Data records
★ ★ ★ ★ ★

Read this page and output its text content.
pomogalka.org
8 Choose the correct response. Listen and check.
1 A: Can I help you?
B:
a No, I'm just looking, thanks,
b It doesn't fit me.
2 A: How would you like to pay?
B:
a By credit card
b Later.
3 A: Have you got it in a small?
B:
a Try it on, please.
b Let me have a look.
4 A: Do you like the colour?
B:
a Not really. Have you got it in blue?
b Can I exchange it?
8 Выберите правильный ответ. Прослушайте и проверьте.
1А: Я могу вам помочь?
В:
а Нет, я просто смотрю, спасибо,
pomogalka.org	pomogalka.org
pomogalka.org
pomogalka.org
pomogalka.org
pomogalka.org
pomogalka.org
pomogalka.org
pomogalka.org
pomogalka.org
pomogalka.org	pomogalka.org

★ ★ ★ ★ ★

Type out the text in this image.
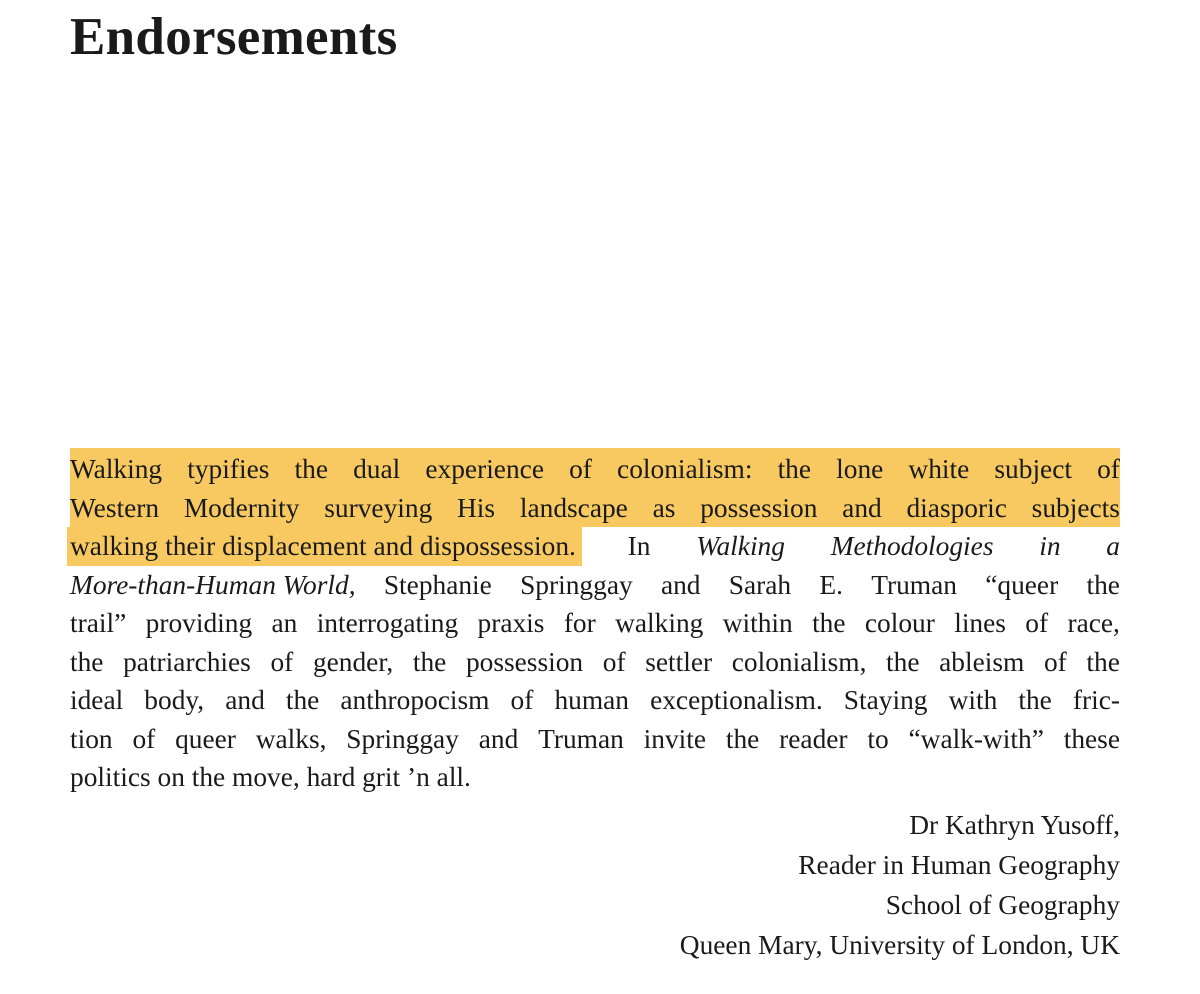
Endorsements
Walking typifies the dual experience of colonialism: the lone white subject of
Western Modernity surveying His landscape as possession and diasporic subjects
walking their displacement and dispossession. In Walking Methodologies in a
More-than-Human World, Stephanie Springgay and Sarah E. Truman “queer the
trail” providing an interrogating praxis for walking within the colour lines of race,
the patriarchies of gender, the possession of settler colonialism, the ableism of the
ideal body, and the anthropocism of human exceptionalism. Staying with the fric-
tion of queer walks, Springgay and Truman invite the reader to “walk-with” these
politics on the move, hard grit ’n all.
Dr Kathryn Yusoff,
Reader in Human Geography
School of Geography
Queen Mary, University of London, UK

★ ★ ★ ★ ★

WHAT YOU HAVE TO DO - Which lines above contain "this"? Show each of them.

COMPLETE ANSWER -
Read this page and output its text content.
Type out the text in this image.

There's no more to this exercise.